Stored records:

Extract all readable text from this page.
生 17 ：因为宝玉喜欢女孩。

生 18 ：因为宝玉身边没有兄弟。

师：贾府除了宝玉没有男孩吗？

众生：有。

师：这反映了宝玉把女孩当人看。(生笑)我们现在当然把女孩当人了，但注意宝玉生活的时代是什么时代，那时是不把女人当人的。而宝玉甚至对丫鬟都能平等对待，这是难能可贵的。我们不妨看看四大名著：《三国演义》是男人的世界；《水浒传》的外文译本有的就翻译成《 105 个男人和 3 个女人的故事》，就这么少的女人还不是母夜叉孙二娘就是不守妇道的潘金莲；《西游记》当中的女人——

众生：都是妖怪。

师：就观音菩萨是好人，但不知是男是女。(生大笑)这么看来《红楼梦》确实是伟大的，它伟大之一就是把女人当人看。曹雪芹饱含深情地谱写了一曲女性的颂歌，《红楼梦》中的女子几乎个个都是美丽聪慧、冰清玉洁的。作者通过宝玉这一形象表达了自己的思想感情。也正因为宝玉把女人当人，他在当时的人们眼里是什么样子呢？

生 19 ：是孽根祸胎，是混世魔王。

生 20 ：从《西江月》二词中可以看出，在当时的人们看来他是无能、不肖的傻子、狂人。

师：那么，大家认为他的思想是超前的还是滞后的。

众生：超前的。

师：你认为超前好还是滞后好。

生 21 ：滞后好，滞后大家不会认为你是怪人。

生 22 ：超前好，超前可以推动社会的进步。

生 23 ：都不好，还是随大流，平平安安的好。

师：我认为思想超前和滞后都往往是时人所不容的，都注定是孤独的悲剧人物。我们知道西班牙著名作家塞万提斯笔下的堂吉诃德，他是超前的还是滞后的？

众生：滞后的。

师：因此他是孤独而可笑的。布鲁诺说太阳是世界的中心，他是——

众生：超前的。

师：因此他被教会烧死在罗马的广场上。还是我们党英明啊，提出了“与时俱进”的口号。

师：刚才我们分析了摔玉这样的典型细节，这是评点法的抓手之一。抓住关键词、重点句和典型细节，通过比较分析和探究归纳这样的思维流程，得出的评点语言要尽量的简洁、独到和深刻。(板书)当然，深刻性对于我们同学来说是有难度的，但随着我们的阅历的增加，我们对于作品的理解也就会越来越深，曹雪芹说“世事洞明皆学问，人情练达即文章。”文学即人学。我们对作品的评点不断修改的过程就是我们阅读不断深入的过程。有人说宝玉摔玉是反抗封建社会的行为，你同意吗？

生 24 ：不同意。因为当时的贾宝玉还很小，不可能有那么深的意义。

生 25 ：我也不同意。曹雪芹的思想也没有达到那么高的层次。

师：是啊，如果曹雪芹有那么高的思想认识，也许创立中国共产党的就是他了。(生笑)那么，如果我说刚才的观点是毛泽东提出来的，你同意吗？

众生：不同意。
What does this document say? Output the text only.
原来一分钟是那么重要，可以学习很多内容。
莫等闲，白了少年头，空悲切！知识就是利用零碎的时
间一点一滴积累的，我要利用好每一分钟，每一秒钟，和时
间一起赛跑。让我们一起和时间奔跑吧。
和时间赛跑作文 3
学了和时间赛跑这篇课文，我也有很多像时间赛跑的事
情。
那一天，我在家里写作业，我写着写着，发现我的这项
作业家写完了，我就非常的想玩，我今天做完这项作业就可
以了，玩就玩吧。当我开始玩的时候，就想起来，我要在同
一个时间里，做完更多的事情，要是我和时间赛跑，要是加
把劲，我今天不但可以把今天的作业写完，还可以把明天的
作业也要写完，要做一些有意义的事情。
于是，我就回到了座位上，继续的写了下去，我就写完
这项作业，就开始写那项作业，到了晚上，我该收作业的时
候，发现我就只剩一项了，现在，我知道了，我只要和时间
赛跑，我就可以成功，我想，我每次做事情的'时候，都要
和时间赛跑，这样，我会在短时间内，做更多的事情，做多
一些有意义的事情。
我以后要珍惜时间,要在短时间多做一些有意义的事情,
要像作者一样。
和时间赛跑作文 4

■ **WRITTEN EXERCISE**
Output the complete data exactly as written.

■ **RESPONSE BELOW**
Extract all readable text from this page.
生 17 ：因为宝玉喜欢女孩。

生 18 ：因为宝玉身边没有兄弟。

师：贾府除了宝玉没有男孩吗？

众生：有。

师：这反映了宝玉把女孩当人看。(生笑)我们现在当然把女孩当人了，但注意宝玉生活的时代是什么时代，那时是不把女人当人的。而宝玉甚至对丫鬟都能平等对待，这是难能可贵的。我们不妨看看四大名著：《三国演义》是男人的世界；《水浒传》的外文译本有的就翻译成《 105 个男人和 3 个女人的故事》，就这么少的女人还不是母夜叉孙二娘就是不守妇道的潘金莲；《西游记》当中的女人——

众生：都是妖怪。

师：就观音菩萨是好人，但不知是男是女。(生大笑)这么看来《红楼梦》确实是伟大的，它伟大之一就是把女人当人看。曹雪芹饱含深情地谱写了一曲女性的颂歌，《红楼梦》中的女子几乎个个都是美丽聪慧、冰清玉洁的。作者通过宝玉这一形象表达了自己的思想感情。也正因为宝玉把女人当人，他在当时的人们眼里是什么样子呢？

生 19 ：是孽根祸胎，是混世魔王。

生 20 ：从《西江月》二词中可以看出，在当时的人们看来他是无能、不肖的傻子、狂人。

师：那么，大家认为他的思想是超前的还是滞后的。

众生：超前的。

师：你认为超前好还是滞后好。

生 21 ：滞后好，滞后大家不会认为你是怪人。

生 22 ：超前好，超前可以推动社会的进步。

生 23 ：都不好，还是随大流，平平安安的好。

师：我认为思想超前和滞后都往往是时人所不容的，都注定是孤独的悲剧人物。我们知道西班牙著名作家塞万提斯笔下的堂吉诃德，他是超前的还是滞后的？

众生：滞后的。

师：因此他是孤独而可笑的。布鲁诺说太阳是世界的中心，他是——

众生：超前的。

师：因此他被教会烧死在罗马的广场上。还是我们党英明啊，提出了“与时俱进”的口号。

师：刚才我们分析了摔玉这样的典型细节，这是评点法的抓手之一。抓住关键词、重点句和典型细节，通过比较分析和探究归纳这样的思维流程，得出的评点语言要尽量的简洁、独到和深刻。(板书)当然，深刻性对于我们同学来说是有难度的，但随着我们的阅历的增加，我们对于作品的理解也就会越来越深，曹雪芹说“世事洞明皆学问，人情练达即文章。”文学即人学。我们对作品的评点不断修改的过程就是我们阅读不断深入的过程。有人说宝玉摔玉是反抗封建社会的行为，你同意吗？

生 24 ：不同意。因为当时的贾宝玉还很小，不可能有那么深的意义。

生 25 ：我也不同意。曹雪芹的思想也没有达到那么高的层次。

师：是啊，如果曹雪芹有那么高的思想认识，也许创立中国共产党的就是他了。(生笑)那么，如果我说刚才的观点是毛泽东提出来的，你同意吗？

众生：不同意。
What does this document say? Output the text only.
原来一分钟是那么重要，可以学习很多内容。
莫等闲，白了少年头，空悲切！知识就是利用零碎的时
间一点一滴积累的，我要利用好每一分钟，每一秒钟，和时
间一起赛跑。让我们一起和时间奔跑吧。
和时间赛跑作文 3
学了和时间赛跑这篇课文，我也有很多像时间赛跑的事
情。
那一天，我在家里写作业，我写着写着，发现我的这项
作业家写完了，我就非常的想玩，我今天做完这项作业就可
以了，玩就玩吧。当我开始玩的时候，就想起来，我要在同
一个时间里，做完更多的事情，要是我和时间赛跑，要是加
把劲，我今天不但可以把今天的作业写完，还可以把明天的
作业也要写完，要做一些有意义的事情。
于是，我就回到了座位上，继续的写了下去，我就写完
这项作业，就开始写那项作业，到了晚上，我该收作业的时
候，发现我就只剩一项了，现在，我知道了，我只要和时间
赛跑，我就可以成功，我想，我每次做事情的'时候，都要
和时间赛跑，这样，我会在短时间内，做更多的事情，做多
一些有意义的事情。
我以后要珍惜时间,要在短时间多做一些有意义的事情,
要像作者一样。
和时间赛跑作文 4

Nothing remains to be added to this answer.